▶ EXTRACTED MATERIAL:
........
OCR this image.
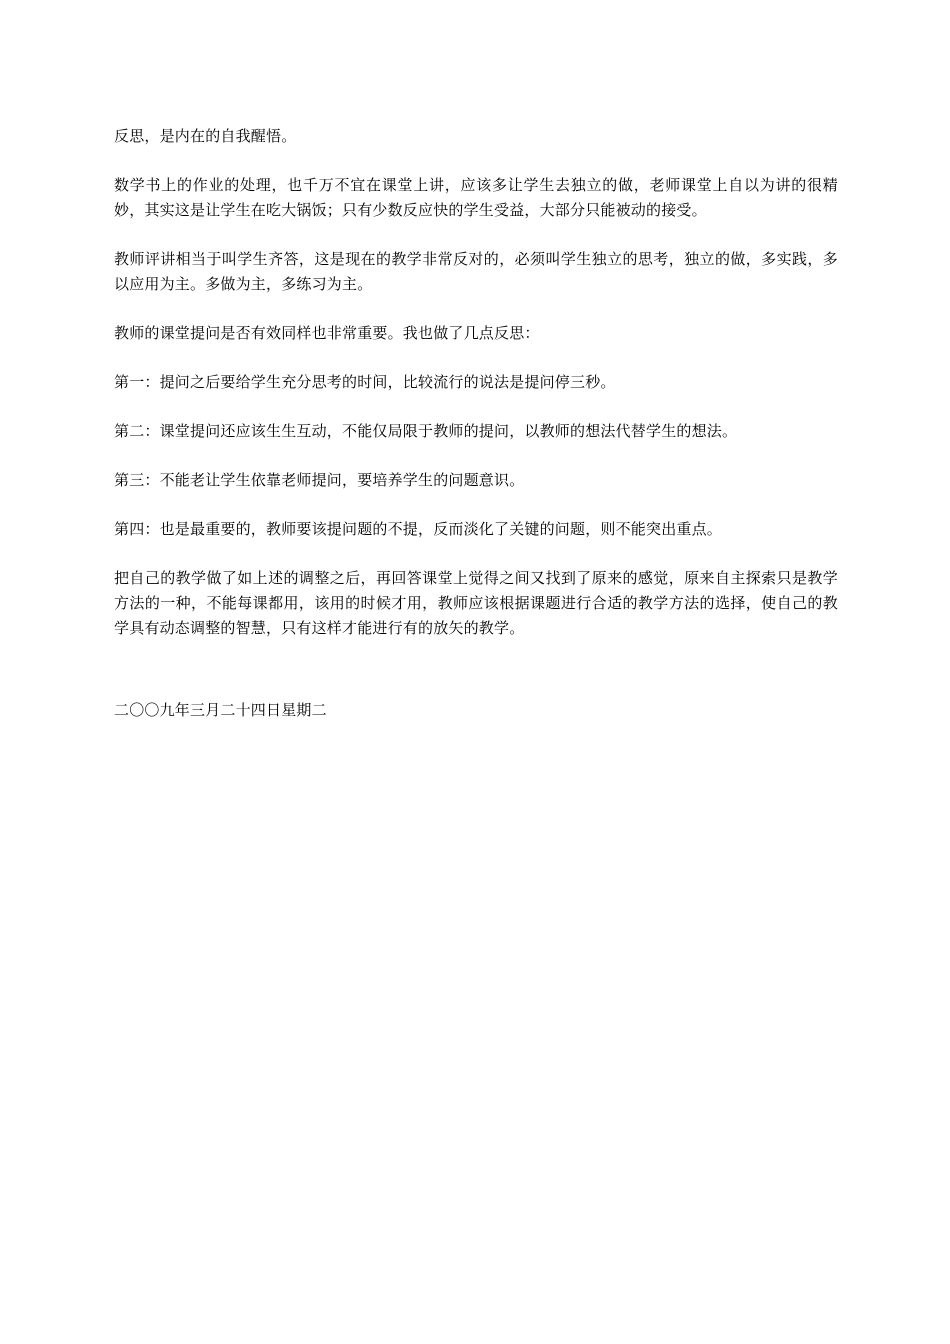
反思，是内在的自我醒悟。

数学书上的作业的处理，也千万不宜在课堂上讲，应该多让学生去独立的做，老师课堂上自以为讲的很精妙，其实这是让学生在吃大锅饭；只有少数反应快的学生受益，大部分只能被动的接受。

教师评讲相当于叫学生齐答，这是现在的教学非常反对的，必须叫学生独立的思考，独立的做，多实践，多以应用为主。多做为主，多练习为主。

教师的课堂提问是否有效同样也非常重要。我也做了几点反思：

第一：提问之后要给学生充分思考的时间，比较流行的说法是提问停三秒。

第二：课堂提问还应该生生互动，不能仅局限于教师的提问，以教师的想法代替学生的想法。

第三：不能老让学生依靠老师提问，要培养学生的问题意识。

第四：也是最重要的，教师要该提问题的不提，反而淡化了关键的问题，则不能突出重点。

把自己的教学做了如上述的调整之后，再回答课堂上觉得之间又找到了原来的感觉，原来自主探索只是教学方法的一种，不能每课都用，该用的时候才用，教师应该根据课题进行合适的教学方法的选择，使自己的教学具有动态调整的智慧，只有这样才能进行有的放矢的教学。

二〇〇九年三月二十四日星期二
........
▶ EXERCISE PROMPT: Restate each entry word for word, leaving out any pictures.

▶ PROBLEM SOLUTION:
OCR this image.
反思，是内在的自我醒悟。

数学书上的作业的处理，也千万不宜在课堂上讲，应该多让学生去独立的做，老师课堂上自以为讲的很精妙，其实这是让学生在吃大锅饭；只有少数反应快的学生受益，大部分只能被动的接受。

教师评讲相当于叫学生齐答，这是现在的教学非常反对的，必须叫学生独立的思考，独立的做，多实践，多以应用为主。多做为主，多练习为主。

教师的课堂提问是否有效同样也非常重要。我也做了几点反思：

第一：提问之后要给学生充分思考的时间，比较流行的说法是提问停三秒。

第二：课堂提问还应该生生互动，不能仅局限于教师的提问，以教师的想法代替学生的想法。

第三：不能老让学生依靠老师提问，要培养学生的问题意识。

第四：也是最重要的，教师要该提问题的不提，反而淡化了关键的问题，则不能突出重点。

把自己的教学做了如上述的调整之后，再回答课堂上觉得之间又找到了原来的感觉，原来自主探索只是教学方法的一种，不能每课都用，该用的时候才用，教师应该根据课题进行合适的教学方法的选择，使自己的教学具有动态调整的智慧，只有这样才能进行有的放矢的教学。

二〇〇九年三月二十四日星期二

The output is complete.